## AIM OF THE TASK
Reproduce verbatim the portion of the passage on James's football career that opens with the words containing "On July 26, 2011, James" and closes with "rushing touchdowns (15th).".

## EXTRACT
After spending the 2009 offseason grieving with his four children and declining NFL offers, James finally agreed to a one-year, $2 million contract with the Seattle Seahawks on August 24, 2009, missing the team's training camp. The team released running back T. J. Duckett to make room for James on the roster. However, James rushed for only 125 yards on a career-low 46 carries. He played in only seven games, and on November 3, 2009, Seattle cut him from the team.

On July 26, 2011, James announced his retirement from professional football. He had amassed 12,246 rushing yards (11th all-time at the time of his last game in 2009) and 80 rushing touchdowns (15th).

===Colts franchise records===
- Most career rushing yards (9,226)
- Best career rushing yards per game average: 96.1
- Most seasons with 1,000 rushing yards (5)

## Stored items
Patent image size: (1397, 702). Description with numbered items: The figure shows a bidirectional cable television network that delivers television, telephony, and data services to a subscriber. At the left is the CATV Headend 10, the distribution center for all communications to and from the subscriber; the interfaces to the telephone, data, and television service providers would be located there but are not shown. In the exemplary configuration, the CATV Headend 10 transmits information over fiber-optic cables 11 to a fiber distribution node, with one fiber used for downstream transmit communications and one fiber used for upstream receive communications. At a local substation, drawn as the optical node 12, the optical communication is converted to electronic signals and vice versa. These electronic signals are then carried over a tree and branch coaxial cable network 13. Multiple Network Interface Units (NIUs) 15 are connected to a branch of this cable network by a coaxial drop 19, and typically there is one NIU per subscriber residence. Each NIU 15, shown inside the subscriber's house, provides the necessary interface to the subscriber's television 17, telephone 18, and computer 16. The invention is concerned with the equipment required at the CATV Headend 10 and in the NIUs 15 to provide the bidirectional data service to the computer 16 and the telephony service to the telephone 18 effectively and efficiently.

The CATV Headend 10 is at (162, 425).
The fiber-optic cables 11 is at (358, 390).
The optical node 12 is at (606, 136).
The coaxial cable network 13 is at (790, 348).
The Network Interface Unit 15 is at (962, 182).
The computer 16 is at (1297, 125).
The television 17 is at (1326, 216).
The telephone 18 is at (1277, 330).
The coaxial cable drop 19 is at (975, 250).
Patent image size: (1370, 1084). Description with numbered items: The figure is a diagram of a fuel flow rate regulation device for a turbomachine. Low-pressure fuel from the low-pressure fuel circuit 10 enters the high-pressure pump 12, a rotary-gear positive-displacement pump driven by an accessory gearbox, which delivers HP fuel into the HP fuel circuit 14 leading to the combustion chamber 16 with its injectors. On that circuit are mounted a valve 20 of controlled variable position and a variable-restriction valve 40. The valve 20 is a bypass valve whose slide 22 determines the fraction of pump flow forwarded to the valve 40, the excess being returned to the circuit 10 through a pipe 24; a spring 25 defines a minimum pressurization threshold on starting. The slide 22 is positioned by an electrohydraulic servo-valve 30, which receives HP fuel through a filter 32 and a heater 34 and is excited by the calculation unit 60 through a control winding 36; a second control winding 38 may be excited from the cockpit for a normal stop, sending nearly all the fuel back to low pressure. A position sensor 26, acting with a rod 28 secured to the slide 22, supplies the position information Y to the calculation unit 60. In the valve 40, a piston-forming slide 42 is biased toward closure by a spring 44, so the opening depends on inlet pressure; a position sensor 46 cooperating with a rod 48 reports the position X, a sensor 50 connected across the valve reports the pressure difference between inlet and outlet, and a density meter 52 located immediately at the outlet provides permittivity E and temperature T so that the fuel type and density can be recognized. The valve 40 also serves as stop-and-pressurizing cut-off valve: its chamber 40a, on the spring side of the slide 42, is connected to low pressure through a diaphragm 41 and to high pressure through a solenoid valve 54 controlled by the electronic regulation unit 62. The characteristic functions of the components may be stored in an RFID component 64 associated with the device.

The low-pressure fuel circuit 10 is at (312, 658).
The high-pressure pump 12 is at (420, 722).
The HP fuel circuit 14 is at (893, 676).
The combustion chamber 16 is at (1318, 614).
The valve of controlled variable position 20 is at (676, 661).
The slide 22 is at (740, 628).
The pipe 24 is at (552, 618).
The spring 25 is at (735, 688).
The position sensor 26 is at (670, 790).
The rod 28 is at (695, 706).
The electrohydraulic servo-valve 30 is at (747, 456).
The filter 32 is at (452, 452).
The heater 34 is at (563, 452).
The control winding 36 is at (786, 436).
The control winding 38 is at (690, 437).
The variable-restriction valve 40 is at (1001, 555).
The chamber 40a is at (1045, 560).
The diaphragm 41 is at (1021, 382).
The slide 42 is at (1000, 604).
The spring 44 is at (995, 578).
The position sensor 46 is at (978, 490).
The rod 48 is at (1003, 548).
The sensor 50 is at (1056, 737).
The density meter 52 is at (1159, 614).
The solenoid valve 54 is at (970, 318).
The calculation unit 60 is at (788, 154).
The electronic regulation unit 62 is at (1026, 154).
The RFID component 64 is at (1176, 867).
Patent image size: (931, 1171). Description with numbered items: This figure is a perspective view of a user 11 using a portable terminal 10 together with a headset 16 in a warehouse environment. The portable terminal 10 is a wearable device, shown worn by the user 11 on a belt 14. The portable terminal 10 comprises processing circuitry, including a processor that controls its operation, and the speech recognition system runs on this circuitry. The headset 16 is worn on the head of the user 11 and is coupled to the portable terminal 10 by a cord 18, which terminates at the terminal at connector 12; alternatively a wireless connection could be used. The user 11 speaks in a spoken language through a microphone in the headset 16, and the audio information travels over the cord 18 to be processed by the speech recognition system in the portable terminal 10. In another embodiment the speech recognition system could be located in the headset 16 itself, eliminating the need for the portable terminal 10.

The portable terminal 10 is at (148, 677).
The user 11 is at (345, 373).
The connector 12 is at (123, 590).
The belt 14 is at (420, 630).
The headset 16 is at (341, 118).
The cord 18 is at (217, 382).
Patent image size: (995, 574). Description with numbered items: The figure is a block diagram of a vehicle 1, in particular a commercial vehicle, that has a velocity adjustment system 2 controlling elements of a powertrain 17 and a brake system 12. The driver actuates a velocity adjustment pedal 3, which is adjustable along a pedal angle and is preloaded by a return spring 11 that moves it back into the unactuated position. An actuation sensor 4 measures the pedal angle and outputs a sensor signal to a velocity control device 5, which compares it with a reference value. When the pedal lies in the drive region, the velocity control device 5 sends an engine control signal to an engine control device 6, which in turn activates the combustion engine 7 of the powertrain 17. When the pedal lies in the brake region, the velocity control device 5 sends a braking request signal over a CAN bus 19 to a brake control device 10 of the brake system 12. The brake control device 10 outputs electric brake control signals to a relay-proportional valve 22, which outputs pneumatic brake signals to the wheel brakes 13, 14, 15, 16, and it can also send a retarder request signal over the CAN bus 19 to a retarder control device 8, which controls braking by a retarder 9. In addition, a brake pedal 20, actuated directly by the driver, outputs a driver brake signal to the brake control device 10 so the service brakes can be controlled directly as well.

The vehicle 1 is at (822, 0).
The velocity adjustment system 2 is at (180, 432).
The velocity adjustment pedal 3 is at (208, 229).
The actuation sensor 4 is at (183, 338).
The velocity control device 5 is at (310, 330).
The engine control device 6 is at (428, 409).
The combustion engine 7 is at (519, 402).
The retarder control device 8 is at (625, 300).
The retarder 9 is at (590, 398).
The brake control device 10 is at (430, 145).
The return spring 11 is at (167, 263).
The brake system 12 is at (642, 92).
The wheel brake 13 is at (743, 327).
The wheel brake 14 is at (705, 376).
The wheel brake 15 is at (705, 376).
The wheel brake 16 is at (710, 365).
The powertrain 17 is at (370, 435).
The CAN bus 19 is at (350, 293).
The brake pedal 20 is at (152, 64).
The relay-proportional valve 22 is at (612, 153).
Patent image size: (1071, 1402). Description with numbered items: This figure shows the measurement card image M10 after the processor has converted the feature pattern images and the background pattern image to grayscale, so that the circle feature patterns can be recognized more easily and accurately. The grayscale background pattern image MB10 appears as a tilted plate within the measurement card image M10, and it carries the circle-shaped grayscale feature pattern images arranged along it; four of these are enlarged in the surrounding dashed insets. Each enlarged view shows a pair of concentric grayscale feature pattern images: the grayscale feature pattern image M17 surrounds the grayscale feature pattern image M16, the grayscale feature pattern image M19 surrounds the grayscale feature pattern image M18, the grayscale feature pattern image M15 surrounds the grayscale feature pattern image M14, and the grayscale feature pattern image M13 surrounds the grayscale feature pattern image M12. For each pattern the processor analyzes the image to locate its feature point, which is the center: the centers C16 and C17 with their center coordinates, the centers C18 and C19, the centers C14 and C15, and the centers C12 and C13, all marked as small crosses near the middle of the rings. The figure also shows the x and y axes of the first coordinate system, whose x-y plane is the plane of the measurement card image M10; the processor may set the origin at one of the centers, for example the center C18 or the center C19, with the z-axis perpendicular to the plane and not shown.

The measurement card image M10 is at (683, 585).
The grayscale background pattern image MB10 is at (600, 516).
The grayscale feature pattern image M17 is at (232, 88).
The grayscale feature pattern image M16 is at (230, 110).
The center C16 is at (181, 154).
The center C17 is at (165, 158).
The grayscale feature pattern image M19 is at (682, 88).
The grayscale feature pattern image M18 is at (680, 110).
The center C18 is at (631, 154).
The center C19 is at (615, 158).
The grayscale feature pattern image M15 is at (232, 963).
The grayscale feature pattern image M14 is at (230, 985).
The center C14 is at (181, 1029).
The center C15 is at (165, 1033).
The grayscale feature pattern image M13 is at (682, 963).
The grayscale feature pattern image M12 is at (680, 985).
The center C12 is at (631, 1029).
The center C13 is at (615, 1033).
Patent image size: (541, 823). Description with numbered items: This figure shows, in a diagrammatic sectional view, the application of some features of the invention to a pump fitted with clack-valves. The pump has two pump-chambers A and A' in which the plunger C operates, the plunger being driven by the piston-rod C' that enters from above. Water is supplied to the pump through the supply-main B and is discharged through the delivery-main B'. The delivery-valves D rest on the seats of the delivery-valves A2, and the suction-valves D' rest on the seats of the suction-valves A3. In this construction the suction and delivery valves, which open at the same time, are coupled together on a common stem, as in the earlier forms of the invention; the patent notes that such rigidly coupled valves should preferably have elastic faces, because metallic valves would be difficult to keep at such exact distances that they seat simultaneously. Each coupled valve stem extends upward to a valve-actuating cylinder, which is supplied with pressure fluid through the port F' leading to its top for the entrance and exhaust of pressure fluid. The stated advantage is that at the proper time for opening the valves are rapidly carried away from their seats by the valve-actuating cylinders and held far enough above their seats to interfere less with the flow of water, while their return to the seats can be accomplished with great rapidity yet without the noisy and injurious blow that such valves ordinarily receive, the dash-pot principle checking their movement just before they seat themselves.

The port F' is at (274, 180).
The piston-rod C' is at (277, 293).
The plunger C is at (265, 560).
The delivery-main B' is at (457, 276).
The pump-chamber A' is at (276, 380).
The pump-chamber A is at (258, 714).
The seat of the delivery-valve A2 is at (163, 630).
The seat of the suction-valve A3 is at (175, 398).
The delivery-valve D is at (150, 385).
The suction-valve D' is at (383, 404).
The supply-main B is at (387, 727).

## OUTPUT FOR THIS EXERCISE
On July 26, 2011, James announced his retirement from professional football. He had amassed 12,246 rushing yards (11th all-time at the time of his last game in 2009) and 80 rushing touchdowns (15th).